Extracted entries ->
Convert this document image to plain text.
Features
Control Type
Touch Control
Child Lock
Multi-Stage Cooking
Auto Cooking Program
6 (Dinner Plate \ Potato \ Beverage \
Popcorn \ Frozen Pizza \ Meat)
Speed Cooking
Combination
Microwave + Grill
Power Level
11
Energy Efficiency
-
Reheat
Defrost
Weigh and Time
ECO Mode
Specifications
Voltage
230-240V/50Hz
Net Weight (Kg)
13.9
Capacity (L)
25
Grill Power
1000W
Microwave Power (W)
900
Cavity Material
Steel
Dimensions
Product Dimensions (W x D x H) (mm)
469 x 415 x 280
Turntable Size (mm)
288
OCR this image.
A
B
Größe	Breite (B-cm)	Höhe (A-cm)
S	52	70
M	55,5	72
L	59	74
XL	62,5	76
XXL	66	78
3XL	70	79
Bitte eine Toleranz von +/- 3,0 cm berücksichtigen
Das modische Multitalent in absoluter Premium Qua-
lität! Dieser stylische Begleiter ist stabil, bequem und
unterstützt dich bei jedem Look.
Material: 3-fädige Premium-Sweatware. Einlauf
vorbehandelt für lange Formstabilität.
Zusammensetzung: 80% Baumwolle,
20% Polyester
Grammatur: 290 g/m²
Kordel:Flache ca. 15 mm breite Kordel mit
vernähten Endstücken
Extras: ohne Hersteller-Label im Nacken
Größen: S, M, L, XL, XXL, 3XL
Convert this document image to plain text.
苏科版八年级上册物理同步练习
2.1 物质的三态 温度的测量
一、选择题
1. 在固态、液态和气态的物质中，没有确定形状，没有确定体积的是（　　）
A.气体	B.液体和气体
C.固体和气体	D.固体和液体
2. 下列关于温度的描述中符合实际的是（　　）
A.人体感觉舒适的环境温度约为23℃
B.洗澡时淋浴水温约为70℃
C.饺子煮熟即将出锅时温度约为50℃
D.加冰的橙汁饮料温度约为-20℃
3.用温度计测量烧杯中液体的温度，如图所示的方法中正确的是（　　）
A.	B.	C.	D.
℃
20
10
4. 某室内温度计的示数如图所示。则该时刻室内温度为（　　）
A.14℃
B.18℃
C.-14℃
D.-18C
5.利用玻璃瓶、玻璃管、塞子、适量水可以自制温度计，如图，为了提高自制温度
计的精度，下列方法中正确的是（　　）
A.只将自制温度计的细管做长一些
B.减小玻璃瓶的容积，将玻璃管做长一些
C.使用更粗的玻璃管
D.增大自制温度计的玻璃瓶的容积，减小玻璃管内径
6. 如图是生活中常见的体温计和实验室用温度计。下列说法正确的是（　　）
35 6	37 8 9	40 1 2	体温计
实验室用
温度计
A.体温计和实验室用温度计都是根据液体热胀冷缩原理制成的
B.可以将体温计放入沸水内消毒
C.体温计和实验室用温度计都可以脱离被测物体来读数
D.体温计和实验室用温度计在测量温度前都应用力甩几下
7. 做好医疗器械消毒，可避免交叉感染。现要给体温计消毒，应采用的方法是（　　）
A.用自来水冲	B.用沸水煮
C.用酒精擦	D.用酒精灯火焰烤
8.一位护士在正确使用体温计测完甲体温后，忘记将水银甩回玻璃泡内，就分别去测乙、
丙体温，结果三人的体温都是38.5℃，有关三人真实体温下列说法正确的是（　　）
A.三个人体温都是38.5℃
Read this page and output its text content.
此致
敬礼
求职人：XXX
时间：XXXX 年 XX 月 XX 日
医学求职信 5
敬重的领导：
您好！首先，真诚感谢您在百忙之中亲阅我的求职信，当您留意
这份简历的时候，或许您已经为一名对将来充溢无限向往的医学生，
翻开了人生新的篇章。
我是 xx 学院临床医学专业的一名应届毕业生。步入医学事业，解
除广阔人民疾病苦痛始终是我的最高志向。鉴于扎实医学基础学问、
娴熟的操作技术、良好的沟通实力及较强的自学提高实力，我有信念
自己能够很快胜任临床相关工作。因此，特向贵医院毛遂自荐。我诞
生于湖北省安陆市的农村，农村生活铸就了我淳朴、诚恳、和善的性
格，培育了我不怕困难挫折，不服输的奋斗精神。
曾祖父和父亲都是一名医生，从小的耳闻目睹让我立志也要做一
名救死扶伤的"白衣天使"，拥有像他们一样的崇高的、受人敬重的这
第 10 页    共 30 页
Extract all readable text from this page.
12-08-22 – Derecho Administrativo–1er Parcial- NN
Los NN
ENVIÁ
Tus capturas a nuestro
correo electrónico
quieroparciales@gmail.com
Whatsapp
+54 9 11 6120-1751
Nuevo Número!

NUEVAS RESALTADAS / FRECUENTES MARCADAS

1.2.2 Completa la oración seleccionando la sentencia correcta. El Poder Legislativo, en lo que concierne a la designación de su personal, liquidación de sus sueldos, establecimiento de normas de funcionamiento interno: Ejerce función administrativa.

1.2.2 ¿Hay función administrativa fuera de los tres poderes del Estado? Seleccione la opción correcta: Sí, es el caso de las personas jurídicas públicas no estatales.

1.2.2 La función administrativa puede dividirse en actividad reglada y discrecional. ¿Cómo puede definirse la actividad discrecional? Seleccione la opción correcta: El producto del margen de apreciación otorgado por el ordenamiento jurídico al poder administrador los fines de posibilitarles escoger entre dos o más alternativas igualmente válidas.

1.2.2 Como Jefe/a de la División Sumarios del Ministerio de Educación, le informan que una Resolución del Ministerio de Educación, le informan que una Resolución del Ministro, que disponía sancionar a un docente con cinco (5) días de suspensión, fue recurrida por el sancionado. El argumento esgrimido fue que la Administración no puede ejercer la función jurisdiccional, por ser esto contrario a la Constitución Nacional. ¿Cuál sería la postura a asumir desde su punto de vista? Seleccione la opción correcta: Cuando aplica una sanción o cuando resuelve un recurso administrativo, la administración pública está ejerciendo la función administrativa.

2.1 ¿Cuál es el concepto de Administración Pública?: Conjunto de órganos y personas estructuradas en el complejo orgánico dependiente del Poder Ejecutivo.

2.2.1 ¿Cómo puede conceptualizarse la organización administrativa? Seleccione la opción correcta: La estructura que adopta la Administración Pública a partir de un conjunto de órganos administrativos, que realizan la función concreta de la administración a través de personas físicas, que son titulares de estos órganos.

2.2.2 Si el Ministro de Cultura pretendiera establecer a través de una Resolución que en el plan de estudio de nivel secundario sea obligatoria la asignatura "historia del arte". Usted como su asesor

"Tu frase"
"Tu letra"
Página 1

Exercise task ->
Could you reproduce every record above exactly as it appears?

Response to the exercise ->
Convert this document image to plain text.
Features
Control Type
Touch Control
Child Lock
Multi-Stage Cooking
Auto Cooking Program
6 (Dinner Plate \ Potato \ Beverage \
Popcorn \ Frozen Pizza \ Meat)
Speed Cooking
Combination
Microwave + Grill
Power Level
11
Energy Efficiency
-
Reheat
Defrost
Weigh and Time
ECO Mode
Specifications
Voltage
230-240V/50Hz
Net Weight (Kg)
13.9
Capacity (L)
25
Grill Power
1000W
Microwave Power (W)
900
Cavity Material
Steel
Dimensions
Product Dimensions (W x D x H) (mm)
469 x 415 x 280
Turntable Size (mm)
288
OCR this image.
A
B
Größe	Breite (B-cm)	Höhe (A-cm)
S	52	70
M	55,5	72
L	59	74
XL	62,5	76
XXL	66	78
3XL	70	79
Bitte eine Toleranz von +/- 3,0 cm berücksichtigen
Das modische Multitalent in absoluter Premium Qua-
lität! Dieser stylische Begleiter ist stabil, bequem und
unterstützt dich bei jedem Look.
Material: 3-fädige Premium-Sweatware. Einlauf
vorbehandelt für lange Formstabilität.
Zusammensetzung: 80% Baumwolle,
20% Polyester
Grammatur: 290 g/m²
Kordel:Flache ca. 15 mm breite Kordel mit
vernähten Endstücken
Extras: ohne Hersteller-Label im Nacken
Größen: S, M, L, XL, XXL, 3XL
Convert this document image to plain text.
苏科版八年级上册物理同步练习
2.1 物质的三态 温度的测量
一、选择题
1. 在固态、液态和气态的物质中，没有确定形状，没有确定体积的是（　　）
A.气体	B.液体和气体
C.固体和气体	D.固体和液体
2. 下列关于温度的描述中符合实际的是（　　）
A.人体感觉舒适的环境温度约为23℃
B.洗澡时淋浴水温约为70℃
C.饺子煮熟即将出锅时温度约为50℃
D.加冰的橙汁饮料温度约为-20℃
3.用温度计测量烧杯中液体的温度，如图所示的方法中正确的是（　　）
A.	B.	C.	D.
℃
20
10
4. 某室内温度计的示数如图所示。则该时刻室内温度为（　　）
A.14℃
B.18℃
C.-14℃
D.-18C
5.利用玻璃瓶、玻璃管、塞子、适量水可以自制温度计，如图，为了提高自制温度
计的精度，下列方法中正确的是（　　）
A.只将自制温度计的细管做长一些
B.减小玻璃瓶的容积，将玻璃管做长一些
C.使用更粗的玻璃管
D.增大自制温度计的玻璃瓶的容积，减小玻璃管内径
6. 如图是生活中常见的体温计和实验室用温度计。下列说法正确的是（　　）
35 6	37 8 9	40 1 2	体温计
实验室用
温度计
A.体温计和实验室用温度计都是根据液体热胀冷缩原理制成的
B.可以将体温计放入沸水内消毒
C.体温计和实验室用温度计都可以脱离被测物体来读数
D.体温计和实验室用温度计在测量温度前都应用力甩几下
7. 做好医疗器械消毒，可避免交叉感染。现要给体温计消毒，应采用的方法是（　　）
A.用自来水冲	B.用沸水煮
C.用酒精擦	D.用酒精灯火焰烤
8.一位护士在正确使用体温计测完甲体温后，忘记将水银甩回玻璃泡内，就分别去测乙、
丙体温，结果三人的体温都是38.5℃，有关三人真实体温下列说法正确的是（　　）
A.三个人体温都是38.5℃
Read this page and output its text content.
此致
敬礼
求职人：XXX
时间：XXXX 年 XX 月 XX 日
医学求职信 5
敬重的领导：
您好！首先，真诚感谢您在百忙之中亲阅我的求职信，当您留意
这份简历的时候，或许您已经为一名对将来充溢无限向往的医学生，
翻开了人生新的篇章。
我是 xx 学院临床医学专业的一名应届毕业生。步入医学事业，解
除广阔人民疾病苦痛始终是我的最高志向。鉴于扎实医学基础学问、
娴熟的操作技术、良好的沟通实力及较强的自学提高实力，我有信念
自己能够很快胜任临床相关工作。因此，特向贵医院毛遂自荐。我诞
生于湖北省安陆市的农村，农村生活铸就了我淳朴、诚恳、和善的性
格，培育了我不怕困难挫折，不服输的奋斗精神。
曾祖父和父亲都是一名医生，从小的耳闻目睹让我立志也要做一
名救死扶伤的"白衣天使"，拥有像他们一样的崇高的、受人敬重的这
第 10 页    共 30 页
Extract all readable text from this page.
12-08-22 – Derecho Administrativo–1er Parcial- NN
Los NN
ENVIÁ
Tus capturas a nuestro
correo electrónico
quieroparciales@gmail.com
Whatsapp
+54 9 11 6120-1751
Nuevo Número!

NUEVAS RESALTADAS / FRECUENTES MARCADAS

1.2.2 Completa la oración seleccionando la sentencia correcta. El Poder Legislativo, en lo que concierne a la designación de su personal, liquidación de sus sueldos, establecimiento de normas de funcionamiento interno: Ejerce función administrativa.

1.2.2 ¿Hay función administrativa fuera de los tres poderes del Estado? Seleccione la opción correcta: Sí, es el caso de las personas jurídicas públicas no estatales.

1.2.2 La función administrativa puede dividirse en actividad reglada y discrecional. ¿Cómo puede definirse la actividad discrecional? Seleccione la opción correcta: El producto del margen de apreciación otorgado por el ordenamiento jurídico al poder administrador los fines de posibilitarles escoger entre dos o más alternativas igualmente válidas.

1.2.2 Como Jefe/a de la División Sumarios del Ministerio de Educación, le informan que una Resolución del Ministerio de Educación, le informan que una Resolución del Ministro, que disponía sancionar a un docente con cinco (5) días de suspensión, fue recurrida por el sancionado. El argumento esgrimido fue que la Administración no puede ejercer la función jurisdiccional, por ser esto contrario a la Constitución Nacional. ¿Cuál sería la postura a asumir desde su punto de vista? Seleccione la opción correcta: Cuando aplica una sanción o cuando resuelve un recurso administrativo, la administración pública está ejerciendo la función administrativa.

2.1 ¿Cuál es el concepto de Administración Pública?: Conjunto de órganos y personas estructuradas en el complejo orgánico dependiente del Poder Ejecutivo.

2.2.1 ¿Cómo puede conceptualizarse la organización administrativa? Seleccione la opción correcta: La estructura que adopta la Administración Pública a partir de un conjunto de órganos administrativos, que realizan la función concreta de la administración a través de personas físicas, que son titulares de estos órganos.

2.2.2 Si el Ministro de Cultura pretendiera establecer a través de una Resolución que en el plan de estudio de nivel secundario sea obligatoria la asignatura "historia del arte". Usted como su asesor

"Tu frase"
"Tu letra"
Página 1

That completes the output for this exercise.